• [REQUIREMENTS]:
Gather every line in the records below that contains the word "rated".

Dataset items
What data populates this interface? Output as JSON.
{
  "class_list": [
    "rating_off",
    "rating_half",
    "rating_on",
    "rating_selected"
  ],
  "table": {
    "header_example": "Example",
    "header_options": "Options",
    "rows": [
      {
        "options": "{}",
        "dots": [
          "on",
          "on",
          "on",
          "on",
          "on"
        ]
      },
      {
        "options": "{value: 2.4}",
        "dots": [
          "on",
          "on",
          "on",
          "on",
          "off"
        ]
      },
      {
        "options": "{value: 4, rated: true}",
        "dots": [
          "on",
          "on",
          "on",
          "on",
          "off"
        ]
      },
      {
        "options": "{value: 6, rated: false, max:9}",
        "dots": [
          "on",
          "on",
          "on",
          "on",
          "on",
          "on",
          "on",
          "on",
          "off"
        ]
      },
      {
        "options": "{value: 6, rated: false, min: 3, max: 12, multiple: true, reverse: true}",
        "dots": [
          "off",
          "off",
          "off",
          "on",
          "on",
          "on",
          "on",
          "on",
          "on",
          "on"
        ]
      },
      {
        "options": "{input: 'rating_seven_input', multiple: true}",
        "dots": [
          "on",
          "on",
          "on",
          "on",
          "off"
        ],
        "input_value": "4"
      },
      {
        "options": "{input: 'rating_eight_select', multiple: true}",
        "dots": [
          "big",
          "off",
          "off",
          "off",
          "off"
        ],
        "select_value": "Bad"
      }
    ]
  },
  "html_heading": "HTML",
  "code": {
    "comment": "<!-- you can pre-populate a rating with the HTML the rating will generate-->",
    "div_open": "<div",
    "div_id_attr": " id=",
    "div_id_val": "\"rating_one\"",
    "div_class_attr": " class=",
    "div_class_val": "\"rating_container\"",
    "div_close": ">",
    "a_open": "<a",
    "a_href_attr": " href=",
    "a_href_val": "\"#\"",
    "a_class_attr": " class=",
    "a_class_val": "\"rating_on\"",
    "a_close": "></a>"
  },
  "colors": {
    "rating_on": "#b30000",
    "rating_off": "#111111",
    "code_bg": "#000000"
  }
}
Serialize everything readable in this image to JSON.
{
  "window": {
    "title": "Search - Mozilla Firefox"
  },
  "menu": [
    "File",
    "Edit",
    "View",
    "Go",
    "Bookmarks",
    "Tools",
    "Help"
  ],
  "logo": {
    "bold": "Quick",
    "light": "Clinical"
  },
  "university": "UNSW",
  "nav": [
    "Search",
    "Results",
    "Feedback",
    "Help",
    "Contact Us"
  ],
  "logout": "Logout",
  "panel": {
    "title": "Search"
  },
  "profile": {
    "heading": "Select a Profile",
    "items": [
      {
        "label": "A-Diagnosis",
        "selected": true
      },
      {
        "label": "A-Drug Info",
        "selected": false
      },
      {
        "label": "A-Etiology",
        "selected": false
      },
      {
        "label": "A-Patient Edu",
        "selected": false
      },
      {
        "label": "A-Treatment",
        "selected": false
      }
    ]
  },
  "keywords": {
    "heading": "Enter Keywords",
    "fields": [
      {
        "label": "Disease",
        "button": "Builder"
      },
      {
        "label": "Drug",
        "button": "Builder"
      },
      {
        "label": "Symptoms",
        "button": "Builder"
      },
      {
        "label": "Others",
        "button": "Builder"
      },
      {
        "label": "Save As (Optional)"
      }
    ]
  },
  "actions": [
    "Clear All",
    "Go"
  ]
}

• [SOLUTION FOR THIS EXERCISE]:
        "options": "{value: 4, rated: true}",
        "options": "{value: 6, rated: false, max:9}",
        "options": "{value: 6, rated: false, min: 3, max: 12, multiple: true, reverse: true}",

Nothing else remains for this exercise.